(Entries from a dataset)
_ _ _ _ _ _ _

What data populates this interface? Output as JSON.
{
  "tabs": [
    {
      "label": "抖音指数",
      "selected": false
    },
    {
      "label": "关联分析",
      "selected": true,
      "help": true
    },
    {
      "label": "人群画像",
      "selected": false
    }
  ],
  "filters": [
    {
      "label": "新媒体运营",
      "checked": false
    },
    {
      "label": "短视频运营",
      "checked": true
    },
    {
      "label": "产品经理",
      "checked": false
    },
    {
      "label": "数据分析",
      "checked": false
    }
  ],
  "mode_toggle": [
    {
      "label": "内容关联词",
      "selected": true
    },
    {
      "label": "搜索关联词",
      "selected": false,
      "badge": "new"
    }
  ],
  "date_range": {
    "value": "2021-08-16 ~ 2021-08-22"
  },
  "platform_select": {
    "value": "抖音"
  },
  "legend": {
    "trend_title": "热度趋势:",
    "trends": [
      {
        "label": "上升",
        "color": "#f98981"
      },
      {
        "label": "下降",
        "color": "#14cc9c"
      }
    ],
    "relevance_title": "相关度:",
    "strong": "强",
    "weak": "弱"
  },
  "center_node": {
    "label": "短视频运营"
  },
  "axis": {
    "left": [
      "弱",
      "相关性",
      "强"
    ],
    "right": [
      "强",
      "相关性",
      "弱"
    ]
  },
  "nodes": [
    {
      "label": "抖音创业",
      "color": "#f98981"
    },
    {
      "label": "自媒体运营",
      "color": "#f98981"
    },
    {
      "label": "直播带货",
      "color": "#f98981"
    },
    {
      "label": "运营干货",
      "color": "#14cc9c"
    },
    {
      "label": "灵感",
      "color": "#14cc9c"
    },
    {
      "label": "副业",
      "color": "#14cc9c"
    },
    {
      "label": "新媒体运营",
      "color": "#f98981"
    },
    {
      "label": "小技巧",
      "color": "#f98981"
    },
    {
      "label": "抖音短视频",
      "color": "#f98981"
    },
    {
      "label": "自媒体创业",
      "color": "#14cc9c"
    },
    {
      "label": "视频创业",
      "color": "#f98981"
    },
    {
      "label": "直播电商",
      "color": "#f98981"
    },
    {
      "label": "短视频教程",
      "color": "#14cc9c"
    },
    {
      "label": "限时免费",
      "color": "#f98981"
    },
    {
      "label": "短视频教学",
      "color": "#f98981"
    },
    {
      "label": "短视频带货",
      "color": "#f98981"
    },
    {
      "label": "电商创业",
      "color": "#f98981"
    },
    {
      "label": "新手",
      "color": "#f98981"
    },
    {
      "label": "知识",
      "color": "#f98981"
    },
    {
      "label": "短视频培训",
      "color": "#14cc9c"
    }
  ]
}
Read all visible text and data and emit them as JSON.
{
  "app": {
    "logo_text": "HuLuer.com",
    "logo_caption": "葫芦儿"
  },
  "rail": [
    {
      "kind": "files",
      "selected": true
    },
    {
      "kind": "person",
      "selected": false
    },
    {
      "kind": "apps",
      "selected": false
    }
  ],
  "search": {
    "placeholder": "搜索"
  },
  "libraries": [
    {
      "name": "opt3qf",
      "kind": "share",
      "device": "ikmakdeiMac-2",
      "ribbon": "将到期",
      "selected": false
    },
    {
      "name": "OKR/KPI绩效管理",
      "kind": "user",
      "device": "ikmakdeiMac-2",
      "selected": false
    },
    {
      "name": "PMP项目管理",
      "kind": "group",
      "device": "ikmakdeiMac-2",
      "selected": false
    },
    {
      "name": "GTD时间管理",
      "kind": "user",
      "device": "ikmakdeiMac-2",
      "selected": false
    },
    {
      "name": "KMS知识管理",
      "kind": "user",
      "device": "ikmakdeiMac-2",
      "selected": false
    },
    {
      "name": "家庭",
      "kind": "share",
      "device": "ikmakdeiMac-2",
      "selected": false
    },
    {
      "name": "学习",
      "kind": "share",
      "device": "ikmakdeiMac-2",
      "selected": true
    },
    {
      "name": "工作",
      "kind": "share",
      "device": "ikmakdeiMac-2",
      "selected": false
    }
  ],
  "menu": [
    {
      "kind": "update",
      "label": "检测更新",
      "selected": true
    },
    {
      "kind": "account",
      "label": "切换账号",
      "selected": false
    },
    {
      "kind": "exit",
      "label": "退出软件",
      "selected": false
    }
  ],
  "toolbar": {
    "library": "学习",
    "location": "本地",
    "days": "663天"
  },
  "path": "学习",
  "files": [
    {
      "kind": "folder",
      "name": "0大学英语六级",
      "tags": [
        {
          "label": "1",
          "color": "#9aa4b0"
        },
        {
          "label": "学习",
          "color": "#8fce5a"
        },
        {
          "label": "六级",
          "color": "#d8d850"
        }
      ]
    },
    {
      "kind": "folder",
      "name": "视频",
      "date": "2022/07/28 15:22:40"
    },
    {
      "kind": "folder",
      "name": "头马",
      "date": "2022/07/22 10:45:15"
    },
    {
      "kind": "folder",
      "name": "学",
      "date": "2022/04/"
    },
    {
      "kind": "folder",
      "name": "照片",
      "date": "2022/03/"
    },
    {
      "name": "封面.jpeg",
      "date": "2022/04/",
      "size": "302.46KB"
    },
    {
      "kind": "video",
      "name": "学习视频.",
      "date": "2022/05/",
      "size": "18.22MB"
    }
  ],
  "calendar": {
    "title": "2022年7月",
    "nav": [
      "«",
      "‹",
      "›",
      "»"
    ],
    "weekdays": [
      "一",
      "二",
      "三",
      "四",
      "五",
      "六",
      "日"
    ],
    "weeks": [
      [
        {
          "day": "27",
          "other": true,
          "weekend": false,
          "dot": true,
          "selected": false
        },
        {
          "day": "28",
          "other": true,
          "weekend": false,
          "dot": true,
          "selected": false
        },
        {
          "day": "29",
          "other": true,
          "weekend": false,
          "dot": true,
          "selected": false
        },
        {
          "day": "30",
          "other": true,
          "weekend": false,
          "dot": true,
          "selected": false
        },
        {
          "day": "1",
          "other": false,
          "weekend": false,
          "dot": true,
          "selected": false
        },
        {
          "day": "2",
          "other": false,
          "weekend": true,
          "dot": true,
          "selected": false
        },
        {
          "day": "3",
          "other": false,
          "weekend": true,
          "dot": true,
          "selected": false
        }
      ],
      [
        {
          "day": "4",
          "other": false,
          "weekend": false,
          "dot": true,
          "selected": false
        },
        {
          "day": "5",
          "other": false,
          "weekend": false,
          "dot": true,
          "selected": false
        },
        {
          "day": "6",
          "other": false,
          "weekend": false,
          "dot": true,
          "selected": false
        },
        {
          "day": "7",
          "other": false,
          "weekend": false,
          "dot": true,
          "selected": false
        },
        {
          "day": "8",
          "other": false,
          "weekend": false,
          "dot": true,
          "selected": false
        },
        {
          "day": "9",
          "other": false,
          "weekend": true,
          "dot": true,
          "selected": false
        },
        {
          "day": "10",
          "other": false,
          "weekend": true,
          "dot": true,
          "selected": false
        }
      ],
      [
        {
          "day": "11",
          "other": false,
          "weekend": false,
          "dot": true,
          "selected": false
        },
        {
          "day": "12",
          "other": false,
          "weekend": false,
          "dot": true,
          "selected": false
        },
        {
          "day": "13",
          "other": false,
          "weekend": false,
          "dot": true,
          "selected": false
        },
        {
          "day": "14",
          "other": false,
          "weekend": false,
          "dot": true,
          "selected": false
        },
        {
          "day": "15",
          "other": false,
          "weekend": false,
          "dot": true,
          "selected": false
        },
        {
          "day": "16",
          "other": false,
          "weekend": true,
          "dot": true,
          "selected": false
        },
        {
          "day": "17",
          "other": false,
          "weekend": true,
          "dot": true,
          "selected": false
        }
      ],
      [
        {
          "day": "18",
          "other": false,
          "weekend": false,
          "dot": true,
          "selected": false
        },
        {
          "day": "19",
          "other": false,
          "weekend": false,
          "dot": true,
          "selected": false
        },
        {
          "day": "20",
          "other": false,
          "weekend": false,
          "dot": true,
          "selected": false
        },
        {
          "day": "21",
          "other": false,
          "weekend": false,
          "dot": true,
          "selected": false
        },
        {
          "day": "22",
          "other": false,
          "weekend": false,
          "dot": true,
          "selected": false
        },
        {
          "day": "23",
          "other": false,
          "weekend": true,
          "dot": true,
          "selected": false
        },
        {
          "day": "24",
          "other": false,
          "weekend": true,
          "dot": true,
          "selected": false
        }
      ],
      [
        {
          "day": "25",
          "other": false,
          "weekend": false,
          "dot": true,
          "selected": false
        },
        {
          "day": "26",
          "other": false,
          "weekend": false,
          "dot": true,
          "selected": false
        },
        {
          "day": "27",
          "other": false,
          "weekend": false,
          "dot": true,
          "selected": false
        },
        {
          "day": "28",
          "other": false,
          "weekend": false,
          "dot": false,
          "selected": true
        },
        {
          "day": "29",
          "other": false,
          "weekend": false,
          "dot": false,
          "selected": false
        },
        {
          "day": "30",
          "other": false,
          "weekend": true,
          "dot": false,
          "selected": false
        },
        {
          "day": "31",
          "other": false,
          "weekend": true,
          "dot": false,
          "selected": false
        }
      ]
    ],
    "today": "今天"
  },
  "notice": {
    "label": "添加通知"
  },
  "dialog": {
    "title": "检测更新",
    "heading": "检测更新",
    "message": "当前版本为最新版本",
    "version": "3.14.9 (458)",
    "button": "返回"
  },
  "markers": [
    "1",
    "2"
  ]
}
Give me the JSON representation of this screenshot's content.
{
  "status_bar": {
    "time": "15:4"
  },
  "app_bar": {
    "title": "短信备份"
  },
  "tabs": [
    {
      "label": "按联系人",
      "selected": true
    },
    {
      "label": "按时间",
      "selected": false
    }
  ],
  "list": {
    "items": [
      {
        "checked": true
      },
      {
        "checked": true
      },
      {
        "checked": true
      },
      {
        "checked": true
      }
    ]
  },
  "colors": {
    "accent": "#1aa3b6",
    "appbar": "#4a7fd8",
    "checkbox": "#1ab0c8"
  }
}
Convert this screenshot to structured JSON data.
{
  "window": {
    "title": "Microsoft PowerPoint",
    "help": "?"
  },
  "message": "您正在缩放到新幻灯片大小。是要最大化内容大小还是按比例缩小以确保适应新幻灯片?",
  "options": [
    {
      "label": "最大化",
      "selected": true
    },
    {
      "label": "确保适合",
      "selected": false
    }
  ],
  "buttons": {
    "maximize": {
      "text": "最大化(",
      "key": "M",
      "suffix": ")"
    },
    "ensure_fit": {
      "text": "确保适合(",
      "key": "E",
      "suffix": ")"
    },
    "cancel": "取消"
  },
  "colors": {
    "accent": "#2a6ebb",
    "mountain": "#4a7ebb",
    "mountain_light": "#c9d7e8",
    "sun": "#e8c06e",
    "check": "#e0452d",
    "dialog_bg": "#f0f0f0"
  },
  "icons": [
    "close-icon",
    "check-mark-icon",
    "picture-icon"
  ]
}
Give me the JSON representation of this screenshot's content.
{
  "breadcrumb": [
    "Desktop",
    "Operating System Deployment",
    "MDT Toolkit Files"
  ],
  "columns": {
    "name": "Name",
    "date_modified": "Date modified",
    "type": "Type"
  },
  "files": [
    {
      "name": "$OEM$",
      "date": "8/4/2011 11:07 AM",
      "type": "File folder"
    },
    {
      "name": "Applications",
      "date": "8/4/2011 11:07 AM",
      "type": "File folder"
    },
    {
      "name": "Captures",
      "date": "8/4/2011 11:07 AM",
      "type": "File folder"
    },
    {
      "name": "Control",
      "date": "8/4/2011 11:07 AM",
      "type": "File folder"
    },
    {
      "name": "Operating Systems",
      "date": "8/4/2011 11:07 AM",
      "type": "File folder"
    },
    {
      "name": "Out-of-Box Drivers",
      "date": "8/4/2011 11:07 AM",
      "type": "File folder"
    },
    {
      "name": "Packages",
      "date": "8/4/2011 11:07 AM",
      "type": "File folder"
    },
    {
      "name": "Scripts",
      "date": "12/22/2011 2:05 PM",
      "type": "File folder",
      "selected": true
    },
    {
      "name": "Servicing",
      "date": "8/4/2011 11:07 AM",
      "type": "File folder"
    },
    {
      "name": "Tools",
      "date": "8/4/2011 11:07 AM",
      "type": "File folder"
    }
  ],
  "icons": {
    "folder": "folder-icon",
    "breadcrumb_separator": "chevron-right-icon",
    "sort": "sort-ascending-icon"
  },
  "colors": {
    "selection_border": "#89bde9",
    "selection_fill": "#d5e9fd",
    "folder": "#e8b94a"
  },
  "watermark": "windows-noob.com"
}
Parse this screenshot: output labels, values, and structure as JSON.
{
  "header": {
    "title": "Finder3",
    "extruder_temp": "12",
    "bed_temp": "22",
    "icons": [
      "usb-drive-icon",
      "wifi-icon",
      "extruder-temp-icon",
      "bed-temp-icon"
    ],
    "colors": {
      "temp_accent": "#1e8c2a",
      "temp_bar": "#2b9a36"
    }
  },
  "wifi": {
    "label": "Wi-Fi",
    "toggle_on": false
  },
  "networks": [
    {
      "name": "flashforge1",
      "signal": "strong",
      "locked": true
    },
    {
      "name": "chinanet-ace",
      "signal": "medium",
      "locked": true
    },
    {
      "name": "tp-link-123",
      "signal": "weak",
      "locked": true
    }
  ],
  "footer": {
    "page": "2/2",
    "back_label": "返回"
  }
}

_ _ _ _ _ _ _

● Challenge: Copy out every line from the material above in which the word "message" appears.

● Written answer:
    "message": "当前版本为最新版本",
  "message": "您正在缩放到新幻灯片大小。是要最大化内容大小还是按比例缩小以确保适应新幻灯片?",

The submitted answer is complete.